● **Record list**:

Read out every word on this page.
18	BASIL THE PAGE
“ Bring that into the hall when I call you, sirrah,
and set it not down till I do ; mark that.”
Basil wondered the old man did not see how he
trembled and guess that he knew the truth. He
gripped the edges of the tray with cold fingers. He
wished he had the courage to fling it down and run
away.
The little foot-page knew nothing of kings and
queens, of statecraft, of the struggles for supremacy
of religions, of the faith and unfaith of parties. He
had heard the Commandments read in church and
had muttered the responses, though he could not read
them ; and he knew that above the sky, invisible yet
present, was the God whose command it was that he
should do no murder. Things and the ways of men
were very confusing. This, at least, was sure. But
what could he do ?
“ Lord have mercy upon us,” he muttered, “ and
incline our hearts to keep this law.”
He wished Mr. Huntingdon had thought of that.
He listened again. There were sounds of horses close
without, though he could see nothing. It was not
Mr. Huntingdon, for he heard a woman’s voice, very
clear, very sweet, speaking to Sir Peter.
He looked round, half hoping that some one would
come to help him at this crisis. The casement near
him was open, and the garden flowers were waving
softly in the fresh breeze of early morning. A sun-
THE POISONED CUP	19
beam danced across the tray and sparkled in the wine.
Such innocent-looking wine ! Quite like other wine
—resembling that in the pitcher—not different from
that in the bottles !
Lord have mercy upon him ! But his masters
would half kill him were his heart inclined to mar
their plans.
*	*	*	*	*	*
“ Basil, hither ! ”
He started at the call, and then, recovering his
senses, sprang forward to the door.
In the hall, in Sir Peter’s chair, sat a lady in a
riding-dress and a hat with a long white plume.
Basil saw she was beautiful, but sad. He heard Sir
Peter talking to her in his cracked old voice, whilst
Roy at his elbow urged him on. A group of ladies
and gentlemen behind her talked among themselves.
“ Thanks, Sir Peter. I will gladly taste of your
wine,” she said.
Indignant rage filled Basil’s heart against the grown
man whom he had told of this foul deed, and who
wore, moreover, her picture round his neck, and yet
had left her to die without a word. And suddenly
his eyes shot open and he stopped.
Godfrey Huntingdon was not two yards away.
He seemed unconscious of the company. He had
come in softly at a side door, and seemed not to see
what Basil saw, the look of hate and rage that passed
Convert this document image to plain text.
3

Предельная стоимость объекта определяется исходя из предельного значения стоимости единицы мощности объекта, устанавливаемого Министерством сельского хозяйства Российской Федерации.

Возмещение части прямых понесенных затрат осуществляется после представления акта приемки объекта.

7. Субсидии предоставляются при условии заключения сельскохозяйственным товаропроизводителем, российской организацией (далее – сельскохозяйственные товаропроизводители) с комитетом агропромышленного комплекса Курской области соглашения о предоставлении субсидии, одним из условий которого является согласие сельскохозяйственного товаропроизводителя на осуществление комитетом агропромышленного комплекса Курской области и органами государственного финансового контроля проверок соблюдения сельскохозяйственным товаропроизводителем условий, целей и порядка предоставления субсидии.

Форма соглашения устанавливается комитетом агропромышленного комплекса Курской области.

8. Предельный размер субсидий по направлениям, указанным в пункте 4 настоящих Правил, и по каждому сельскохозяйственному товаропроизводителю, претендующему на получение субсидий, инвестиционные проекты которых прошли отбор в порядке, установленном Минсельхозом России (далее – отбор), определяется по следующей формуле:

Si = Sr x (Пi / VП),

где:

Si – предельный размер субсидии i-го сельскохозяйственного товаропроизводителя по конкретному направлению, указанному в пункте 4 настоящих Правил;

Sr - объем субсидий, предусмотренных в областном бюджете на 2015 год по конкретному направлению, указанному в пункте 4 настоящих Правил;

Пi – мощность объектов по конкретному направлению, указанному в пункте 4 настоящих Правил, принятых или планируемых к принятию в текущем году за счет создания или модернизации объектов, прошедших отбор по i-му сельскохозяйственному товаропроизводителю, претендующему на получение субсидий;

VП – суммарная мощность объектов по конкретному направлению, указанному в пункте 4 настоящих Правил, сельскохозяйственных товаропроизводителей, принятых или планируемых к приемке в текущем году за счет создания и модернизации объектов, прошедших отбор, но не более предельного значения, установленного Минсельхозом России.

● **Requirements**: Every line of the listing that holds "knew" should be found and copied.

● **Problem solution**:
trembled and guess that he knew the truth. He
The little foot-page knew nothing of kings and
them ; and he knew that above the sky, invisible yet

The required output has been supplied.